Data entries:
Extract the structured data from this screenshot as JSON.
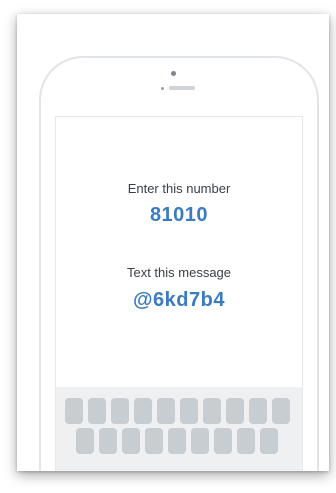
{
  "sms_instructions": {
    "number_label": "Enter this number",
    "number_value": "81010",
    "message_label": "Text this message",
    "message_value": "@6kd7b4"
  },
  "colors": {
    "accent": "#3b7bbf",
    "text": "#3a3f44",
    "keyboard_bg": "#eef0f2",
    "key": "#c8cdd2"
  },
  "icons": [
    "front-camera-icon",
    "speaker-grille-icon"
  ]
}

◆ TASK DIRECTIONS
Print the complete listing exactly as it stands, without its pictures.

◆ RESPONSE BELOW
Extract the structured data from this screenshot as JSON.
{
  "sms_instructions": {
    "number_label": "Enter this number",
    "number_value": "81010",
    "message_label": "Text this message",
    "message_value": "@6kd7b4"
  },
  "colors": {
    "accent": "#3b7bbf",
    "text": "#3a3f44",
    "keyboard_bg": "#eef0f2",
    "key": "#c8cdd2"
  },
  "icons": [
    "front-camera-icon",
    "speaker-grille-icon"
  ]
}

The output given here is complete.